How fortunate we are that this has proved to be incorrect. By drawing on the unique materials preserved at Hyde Park, we are now able to listen, for the first time, to the authentic private voice of Franklin D. Roosevelt. By playing the “FDR Tapes,” we can quietly slip into the Oval Office while the President is joshing with reporters, conferring with important visitors, or talking to members of his staff; we can hear him as they did—jaunty one moment, serious the next, shrewd, confident, imperturbable under pressure, always in command. We are able to witness all of this now only because, in the autumn of 1940, an experimental recording machine was secretly given a trial run, in a small enclosure directly under the Oval Office of the President, during a crucial moment in the history of the American people.

&Professor R.J.C. Butow teaches history and international studies at the University of Washington at Seattle.


 
FDR Talks Frankly —
about foreign policy, his opponent, the voters, and the polls

On Friday morning, October 4, 1940, the Democratic leaders of the House, Speaker Sam Rayburn of Texas and Floor Leader John W. McCormack of Massachusetts, were ushered into the Oval Office immediately following the noisy exit of the reporters who had attended the President’s six hundred and eighty-sixth press conference—his first appointment of the day. Roosevelt was clearly in an expansive mood, eager to talk about the two matters uppermost in his mind—the increasingly ominous outlook overseas and the tight race he was running with Wendell Willkie. His visitors only rarely got a word in edgewise.

“And you see,” FDR began, “look here now…. The prime minister of Japan has just given out an interview, which may or may not be true because they may deny it this afternoon, to the… INS papers, in which he says that Japan would regard it as an act of war if we were to give aid and comfort to any of the enemies of Japan. Now, what d’ya mean? [Here FDR begins an imaginary dialogue between himself and his opposition, a common feature of his conversations and always performed with histrionic relish.] What’s the word ‘attack’ mean—I don’t know. It’s perfectly possible—not the least bit probable—I mean it’s a, it’s a—as Jack Garner would say—a one-in-ten shot, that Hitler and Mussolini, and Japan, united, might— ah—feel that if they could stop American munitions from flowing to England— planes, guns, ships, airplanes, ammunition, and so forth, that they could lick England.

“Now, they might send us an ultimatum: “If you continue to send anything to England, we will regard that as an attack on us.’ [FDR emphasized this point by rapping on his desk.] I’ll say: ’I’m terribly sorry. We don’t want any war with you. We have contracts, and under our neutrality laws any belligerent has a right to come and buy things in this country and take ‘em away.’ They’ll thereupon say: ‘Well, if after such and such a date you are continuing to ship munitions to England—and planes—we will regard you as a belligerent.’

“All right, what have we got to say on this?… I’ll say: I’m terribly sorry. We don’t consider ourselves [FDR began to chuckle] a belligerent. We’re not going to declare war on you. If you regard us as a belligerent, we’re dreadfully sorry for you, because we don’t. Now, all we can say to you is that, of course, if you act on that assumption—that we’re a belligerent—and make any form of attack on us, were going to defend our own—we’re going to defend our own—and nothing further.’”

McCormack spoke briefly here, but most of what he said is unintelligible.

[Items from a data source]
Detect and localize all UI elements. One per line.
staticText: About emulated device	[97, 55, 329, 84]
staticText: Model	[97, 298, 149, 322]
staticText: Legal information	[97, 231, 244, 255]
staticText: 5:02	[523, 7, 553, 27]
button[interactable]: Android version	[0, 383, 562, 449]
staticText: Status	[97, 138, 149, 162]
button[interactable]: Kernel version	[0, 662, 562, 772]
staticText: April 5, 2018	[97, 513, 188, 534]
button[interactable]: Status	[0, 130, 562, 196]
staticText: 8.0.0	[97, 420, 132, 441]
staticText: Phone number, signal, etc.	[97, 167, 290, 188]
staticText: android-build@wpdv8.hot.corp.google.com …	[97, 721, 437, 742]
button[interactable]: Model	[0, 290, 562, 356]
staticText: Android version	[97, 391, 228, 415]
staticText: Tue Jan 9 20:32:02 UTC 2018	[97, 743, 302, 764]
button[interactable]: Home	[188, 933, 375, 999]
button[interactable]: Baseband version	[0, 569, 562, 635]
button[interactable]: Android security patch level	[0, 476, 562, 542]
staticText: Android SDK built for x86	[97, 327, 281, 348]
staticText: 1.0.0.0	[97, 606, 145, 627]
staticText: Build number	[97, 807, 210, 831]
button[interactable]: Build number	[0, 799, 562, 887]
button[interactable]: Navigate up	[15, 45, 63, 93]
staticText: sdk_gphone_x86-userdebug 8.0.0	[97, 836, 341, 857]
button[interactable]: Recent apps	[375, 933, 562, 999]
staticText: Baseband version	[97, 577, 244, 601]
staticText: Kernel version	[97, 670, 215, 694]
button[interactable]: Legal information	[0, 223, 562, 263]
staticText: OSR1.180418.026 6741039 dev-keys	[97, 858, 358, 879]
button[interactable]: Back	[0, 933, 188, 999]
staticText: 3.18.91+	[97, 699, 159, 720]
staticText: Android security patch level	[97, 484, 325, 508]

▶ [Exercise details]: Rewrite the passage on the FDR Tapes starting with "On Friday morning, October" and going on through "word in edgewise.", with "reporters" changed to "journalists". The records are separate material, distinct from the passage on the FDR Tapes.

▶ [Written solution]:
On Friday morning, October 4, 1940, the Democratic leaders of the House, Speaker Sam Rayburn of Texas and Floor Leader John W. McCormack of Massachusetts, were ushered into the Oval Office immediately following the noisy exit of the journalists who had attended the President’s six hundred and eighty-sixth press conference—his first appointment of the day. Roosevelt was clearly in an expansive mood, eager to talk about the two matters uppermost in his mind—the increasingly ominous outlook overseas and the tight race he was running with Wendell Willkie. His visitors only rarely got a word in edgewise.